* [Exercise]
Please report every line from the material that contains the word "LaydaSansores".

-- Recorded data start --

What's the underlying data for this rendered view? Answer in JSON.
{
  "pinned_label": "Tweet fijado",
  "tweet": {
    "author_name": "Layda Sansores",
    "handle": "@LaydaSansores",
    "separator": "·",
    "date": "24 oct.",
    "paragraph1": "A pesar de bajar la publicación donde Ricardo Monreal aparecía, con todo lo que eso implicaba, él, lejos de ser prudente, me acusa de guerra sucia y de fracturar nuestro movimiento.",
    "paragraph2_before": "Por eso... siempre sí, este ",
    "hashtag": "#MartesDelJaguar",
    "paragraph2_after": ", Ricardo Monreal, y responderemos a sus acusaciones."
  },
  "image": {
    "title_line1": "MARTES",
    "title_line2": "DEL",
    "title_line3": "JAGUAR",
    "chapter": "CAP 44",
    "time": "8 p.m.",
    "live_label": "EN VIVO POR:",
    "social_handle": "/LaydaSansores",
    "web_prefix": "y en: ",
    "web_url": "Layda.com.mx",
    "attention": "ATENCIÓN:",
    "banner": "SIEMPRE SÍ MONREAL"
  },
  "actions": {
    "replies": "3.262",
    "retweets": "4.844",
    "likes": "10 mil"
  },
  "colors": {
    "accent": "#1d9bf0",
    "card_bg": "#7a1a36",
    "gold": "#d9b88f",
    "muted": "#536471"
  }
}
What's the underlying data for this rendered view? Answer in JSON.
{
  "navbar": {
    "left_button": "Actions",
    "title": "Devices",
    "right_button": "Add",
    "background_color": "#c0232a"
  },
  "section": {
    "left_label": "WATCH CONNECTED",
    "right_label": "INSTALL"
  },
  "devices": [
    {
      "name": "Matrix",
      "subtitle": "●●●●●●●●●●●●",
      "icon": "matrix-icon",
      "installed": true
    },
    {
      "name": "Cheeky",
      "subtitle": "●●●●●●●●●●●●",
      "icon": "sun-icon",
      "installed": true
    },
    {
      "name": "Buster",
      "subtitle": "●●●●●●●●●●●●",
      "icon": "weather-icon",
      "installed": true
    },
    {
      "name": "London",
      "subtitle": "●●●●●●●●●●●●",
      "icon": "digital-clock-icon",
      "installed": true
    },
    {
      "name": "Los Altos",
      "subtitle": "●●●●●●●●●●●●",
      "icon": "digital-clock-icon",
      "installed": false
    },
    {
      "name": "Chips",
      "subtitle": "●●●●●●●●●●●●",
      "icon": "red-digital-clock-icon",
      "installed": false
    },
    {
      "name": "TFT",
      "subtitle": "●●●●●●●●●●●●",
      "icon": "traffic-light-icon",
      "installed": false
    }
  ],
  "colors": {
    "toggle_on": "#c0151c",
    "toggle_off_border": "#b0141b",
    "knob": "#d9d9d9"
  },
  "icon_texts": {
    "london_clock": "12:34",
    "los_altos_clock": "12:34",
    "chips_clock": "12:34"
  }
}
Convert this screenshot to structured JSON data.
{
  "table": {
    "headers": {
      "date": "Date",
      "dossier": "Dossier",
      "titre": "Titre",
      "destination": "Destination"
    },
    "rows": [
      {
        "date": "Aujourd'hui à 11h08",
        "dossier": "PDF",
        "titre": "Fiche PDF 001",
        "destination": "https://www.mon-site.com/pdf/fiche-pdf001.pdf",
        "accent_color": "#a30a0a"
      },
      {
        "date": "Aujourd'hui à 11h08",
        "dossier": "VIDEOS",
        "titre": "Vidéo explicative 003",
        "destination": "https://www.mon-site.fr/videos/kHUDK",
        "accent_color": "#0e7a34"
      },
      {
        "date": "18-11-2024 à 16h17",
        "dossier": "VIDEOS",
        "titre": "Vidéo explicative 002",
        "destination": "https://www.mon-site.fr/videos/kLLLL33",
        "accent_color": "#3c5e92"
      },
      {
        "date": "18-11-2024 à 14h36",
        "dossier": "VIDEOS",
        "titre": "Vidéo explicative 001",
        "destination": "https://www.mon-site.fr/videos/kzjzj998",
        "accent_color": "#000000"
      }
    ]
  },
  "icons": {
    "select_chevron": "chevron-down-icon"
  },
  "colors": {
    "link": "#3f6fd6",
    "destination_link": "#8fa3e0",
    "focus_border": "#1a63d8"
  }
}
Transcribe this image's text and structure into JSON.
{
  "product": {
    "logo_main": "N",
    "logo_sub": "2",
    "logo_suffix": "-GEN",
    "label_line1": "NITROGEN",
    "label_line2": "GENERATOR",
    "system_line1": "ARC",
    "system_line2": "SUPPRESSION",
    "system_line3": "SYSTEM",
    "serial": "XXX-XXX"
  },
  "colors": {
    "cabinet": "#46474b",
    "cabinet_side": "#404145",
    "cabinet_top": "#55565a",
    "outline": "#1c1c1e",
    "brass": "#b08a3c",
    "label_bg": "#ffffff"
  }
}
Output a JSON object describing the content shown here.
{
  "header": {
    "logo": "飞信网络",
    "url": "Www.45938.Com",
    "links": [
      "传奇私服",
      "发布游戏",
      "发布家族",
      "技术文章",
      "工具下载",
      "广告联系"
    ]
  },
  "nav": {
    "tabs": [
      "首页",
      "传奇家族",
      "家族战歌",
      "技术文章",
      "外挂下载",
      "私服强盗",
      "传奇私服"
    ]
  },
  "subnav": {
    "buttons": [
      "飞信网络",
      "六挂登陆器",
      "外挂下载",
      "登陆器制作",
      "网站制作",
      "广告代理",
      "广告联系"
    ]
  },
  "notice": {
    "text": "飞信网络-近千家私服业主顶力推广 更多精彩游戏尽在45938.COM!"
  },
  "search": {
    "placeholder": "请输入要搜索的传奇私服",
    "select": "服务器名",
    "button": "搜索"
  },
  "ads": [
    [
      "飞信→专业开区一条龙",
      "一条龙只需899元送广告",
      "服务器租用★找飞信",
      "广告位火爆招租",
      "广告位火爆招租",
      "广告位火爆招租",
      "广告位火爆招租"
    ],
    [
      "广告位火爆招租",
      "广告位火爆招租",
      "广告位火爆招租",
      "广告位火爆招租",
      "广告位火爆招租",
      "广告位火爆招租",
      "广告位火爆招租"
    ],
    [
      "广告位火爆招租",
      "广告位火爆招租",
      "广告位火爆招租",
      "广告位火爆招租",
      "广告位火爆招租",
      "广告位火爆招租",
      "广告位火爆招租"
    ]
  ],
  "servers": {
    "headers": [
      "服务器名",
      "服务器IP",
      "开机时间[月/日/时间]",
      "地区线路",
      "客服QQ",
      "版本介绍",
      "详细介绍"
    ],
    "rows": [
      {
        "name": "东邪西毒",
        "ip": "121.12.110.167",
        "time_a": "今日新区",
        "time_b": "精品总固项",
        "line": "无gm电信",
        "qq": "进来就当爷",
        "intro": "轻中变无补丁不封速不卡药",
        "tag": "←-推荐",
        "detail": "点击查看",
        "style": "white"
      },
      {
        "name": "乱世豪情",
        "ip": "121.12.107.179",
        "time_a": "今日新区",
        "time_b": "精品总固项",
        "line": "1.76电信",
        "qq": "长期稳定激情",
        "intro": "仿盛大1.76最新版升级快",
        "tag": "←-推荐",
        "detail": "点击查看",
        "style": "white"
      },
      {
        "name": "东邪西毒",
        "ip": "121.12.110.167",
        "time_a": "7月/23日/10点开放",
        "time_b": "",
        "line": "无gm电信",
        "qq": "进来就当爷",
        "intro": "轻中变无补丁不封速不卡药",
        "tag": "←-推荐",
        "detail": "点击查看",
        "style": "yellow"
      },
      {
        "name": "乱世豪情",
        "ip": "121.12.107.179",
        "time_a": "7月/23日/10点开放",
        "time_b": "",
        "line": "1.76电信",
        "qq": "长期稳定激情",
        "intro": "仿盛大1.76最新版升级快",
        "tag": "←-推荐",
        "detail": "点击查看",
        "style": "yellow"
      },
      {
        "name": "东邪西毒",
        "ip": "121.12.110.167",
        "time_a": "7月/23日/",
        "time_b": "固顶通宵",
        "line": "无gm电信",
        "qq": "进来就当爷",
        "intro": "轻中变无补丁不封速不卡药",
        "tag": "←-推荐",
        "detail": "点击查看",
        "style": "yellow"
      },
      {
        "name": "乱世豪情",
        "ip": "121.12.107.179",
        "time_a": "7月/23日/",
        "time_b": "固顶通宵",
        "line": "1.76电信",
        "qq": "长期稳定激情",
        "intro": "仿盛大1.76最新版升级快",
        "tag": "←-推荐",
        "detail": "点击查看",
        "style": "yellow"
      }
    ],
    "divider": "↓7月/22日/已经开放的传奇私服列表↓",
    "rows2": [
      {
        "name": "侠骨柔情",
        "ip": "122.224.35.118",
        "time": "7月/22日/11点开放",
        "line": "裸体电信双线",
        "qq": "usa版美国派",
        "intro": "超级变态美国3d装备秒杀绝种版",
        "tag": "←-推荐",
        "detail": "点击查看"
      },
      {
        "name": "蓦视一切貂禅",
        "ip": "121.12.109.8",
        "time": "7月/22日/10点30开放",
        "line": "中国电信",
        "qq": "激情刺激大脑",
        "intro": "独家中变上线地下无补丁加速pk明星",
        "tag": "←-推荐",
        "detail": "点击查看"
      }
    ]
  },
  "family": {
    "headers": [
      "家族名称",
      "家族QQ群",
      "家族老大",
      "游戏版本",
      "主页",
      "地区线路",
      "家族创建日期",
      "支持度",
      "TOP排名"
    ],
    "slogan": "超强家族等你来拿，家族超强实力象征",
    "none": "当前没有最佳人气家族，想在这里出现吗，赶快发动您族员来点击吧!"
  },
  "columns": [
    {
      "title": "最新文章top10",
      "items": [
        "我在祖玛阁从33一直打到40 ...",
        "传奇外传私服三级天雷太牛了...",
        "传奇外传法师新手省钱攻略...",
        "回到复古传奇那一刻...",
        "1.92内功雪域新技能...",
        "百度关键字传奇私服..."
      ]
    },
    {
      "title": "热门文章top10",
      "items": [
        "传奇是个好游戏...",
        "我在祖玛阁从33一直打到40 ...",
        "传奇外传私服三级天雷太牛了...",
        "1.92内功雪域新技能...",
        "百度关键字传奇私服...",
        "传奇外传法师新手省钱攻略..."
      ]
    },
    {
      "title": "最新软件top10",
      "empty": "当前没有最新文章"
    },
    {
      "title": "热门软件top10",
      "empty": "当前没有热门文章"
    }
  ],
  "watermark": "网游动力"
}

-- Recorded data end --

* [Reply]
    "handle": "@LaydaSansores",
    "social_handle": "/LaydaSansores",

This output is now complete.